- _WHAT IS ASKED_: Repeat, exactly and completely, the material that follows. Omit the pictures.

- _PROVIDED RECORDS_:
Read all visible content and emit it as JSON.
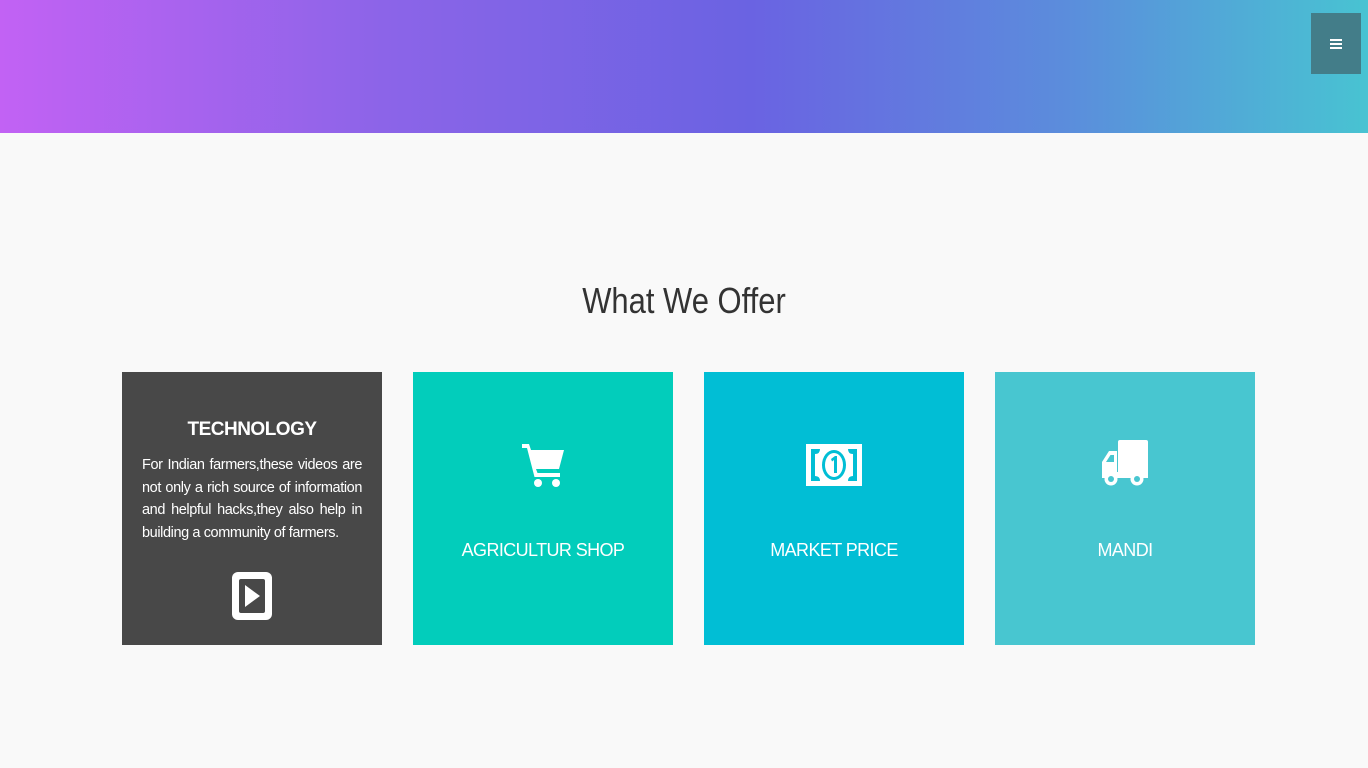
{
  "header": {
    "menu_icon": "hamburger-menu-icon"
  },
  "section": {
    "title": "What We Offer"
  },
  "cards": {
    "technology": {
      "heading": "TECHNOLOGY",
      "description": "For Indian farmers,these videos are not only a rich source of information and helpful hacks,they also help in building a community of farmers.",
      "icon": "play-icon",
      "color": "#484848"
    },
    "shop": {
      "label": "AGRICULTUR SHOP",
      "icon": "shopping-cart-icon",
      "color": "#02cdbb"
    },
    "price": {
      "label": "MARKET PRICE",
      "icon": "money-bill-icon",
      "color": "#01bed5"
    },
    "mandi": {
      "label": "MANDI",
      "icon": "truck-icon",
      "color": "#48c6d0"
    }
  }
}
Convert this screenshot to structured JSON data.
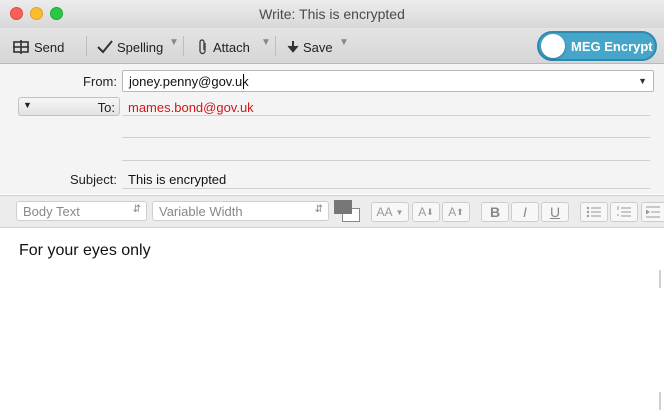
{
  "window": {
    "title": "Write: This is encrypted"
  },
  "toolbar": {
    "send_label": "Send",
    "spelling_label": "Spelling",
    "attach_label": "Attach",
    "save_label": "Save",
    "encrypt_label": "MEG Encrypt"
  },
  "headers": {
    "from_label": "From:",
    "from_value": "joney.penny@gov.uk",
    "to_label": "To:",
    "to_value": "mames.bond@gov.uk",
    "subject_label": "Subject:",
    "subject_value": "This is encrypted"
  },
  "format": {
    "paragraph_style": "Body Text",
    "font": "Variable Width",
    "font_size_down": "AA",
    "smaller_label": "A",
    "larger_label": "A",
    "bold": "B",
    "italic": "I",
    "underline": "U"
  },
  "body": {
    "text": "For your eyes only"
  },
  "colors": {
    "accent": "#46a6c9",
    "recipient": "#d01818"
  }
}
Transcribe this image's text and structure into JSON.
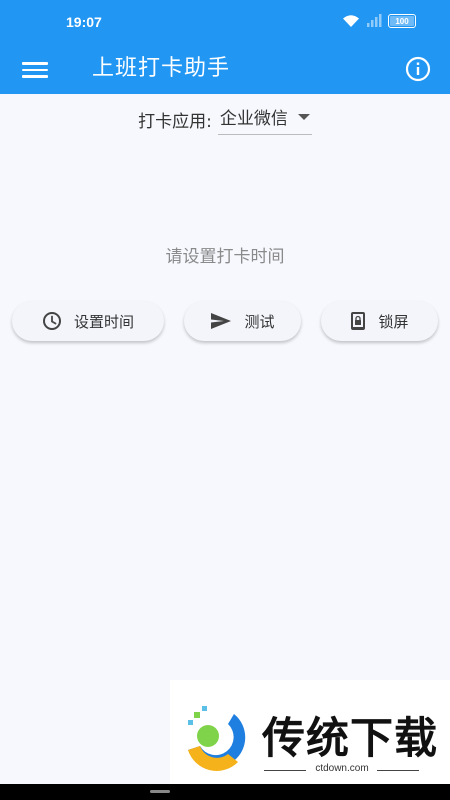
{
  "status_bar": {
    "time": "19:07",
    "battery": "100",
    "icons": [
      "wifi-icon",
      "signal-icon",
      "battery-icon"
    ]
  },
  "app_bar": {
    "title": "上班打卡助手",
    "icons": [
      "menu-icon",
      "info-icon"
    ],
    "color": "#2196f3"
  },
  "app_select": {
    "label": "打卡应用:",
    "value": "企业微信"
  },
  "main": {
    "empty_message": "请设置打卡时间"
  },
  "actions": {
    "set_time": {
      "label": "设置时间",
      "icon": "clock-icon"
    },
    "test": {
      "label": "测试",
      "icon": "send-icon"
    },
    "lock": {
      "label": "锁屏",
      "icon": "lock-screen-icon"
    }
  },
  "watermark": {
    "name": "传统下载",
    "url": "ctdown.com"
  }
}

- _THE RESPONSE_:
Read all visible content and emit it as JSON.
{
  "header": {
    "menu_icon": "hamburger-menu-icon"
  },
  "section": {
    "title": "What We Offer"
  },
  "cards": {
    "technology": {
      "heading": "TECHNOLOGY",
      "description": "For Indian farmers,these videos are not only a rich source of information and helpful hacks,they also help in building a community of farmers.",
      "icon": "play-icon",
      "color": "#484848"
    },
    "shop": {
      "label": "AGRICULTUR SHOP",
      "icon": "shopping-cart-icon",
      "color": "#02cdbb"
    },
    "price": {
      "label": "MARKET PRICE",
      "icon": "money-bill-icon",
      "color": "#01bed5"
    },
    "mandi": {
      "label": "MANDI",
      "icon": "truck-icon",
      "color": "#48c6d0"
    }
  }
}
Convert this screenshot to structured JSON data.
{
  "window": {
    "title": "Write: This is encrypted"
  },
  "toolbar": {
    "send_label": "Send",
    "spelling_label": "Spelling",
    "attach_label": "Attach",
    "save_label": "Save",
    "encrypt_label": "MEG Encrypt"
  },
  "headers": {
    "from_label": "From:",
    "from_value": "joney.penny@gov.uk",
    "to_label": "To:",
    "to_value": "mames.bond@gov.uk",
    "subject_label": "Subject:",
    "subject_value": "This is encrypted"
  },
  "format": {
    "paragraph_style": "Body Text",
    "font": "Variable Width",
    "font_size_down": "AA",
    "smaller_label": "A",
    "larger_label": "A",
    "bold": "B",
    "italic": "I",
    "underline": "U"
  },
  "body": {
    "text": "For your eyes only"
  },
  "colors": {
    "accent": "#46a6c9",
    "recipient": "#d01818"
  }
}
Transcribe this image's text and structure into JSON.
{
  "status_bar": {
    "time": "19:07",
    "battery": "100",
    "icons": [
      "wifi-icon",
      "signal-icon",
      "battery-icon"
    ]
  },
  "app_bar": {
    "title": "上班打卡助手",
    "icons": [
      "menu-icon",
      "info-icon"
    ],
    "color": "#2196f3"
  },
  "app_select": {
    "label": "打卡应用:",
    "value": "企业微信"
  },
  "main": {
    "empty_message": "请设置打卡时间"
  },
  "actions": {
    "set_time": {
      "label": "设置时间",
      "icon": "clock-icon"
    },
    "test": {
      "label": "测试",
      "icon": "send-icon"
    },
    "lock": {
      "label": "锁屏",
      "icon": "lock-screen-icon"
    }
  },
  "watermark": {
    "name": "传统下载",
    "url": "ctdown.com"
  }
}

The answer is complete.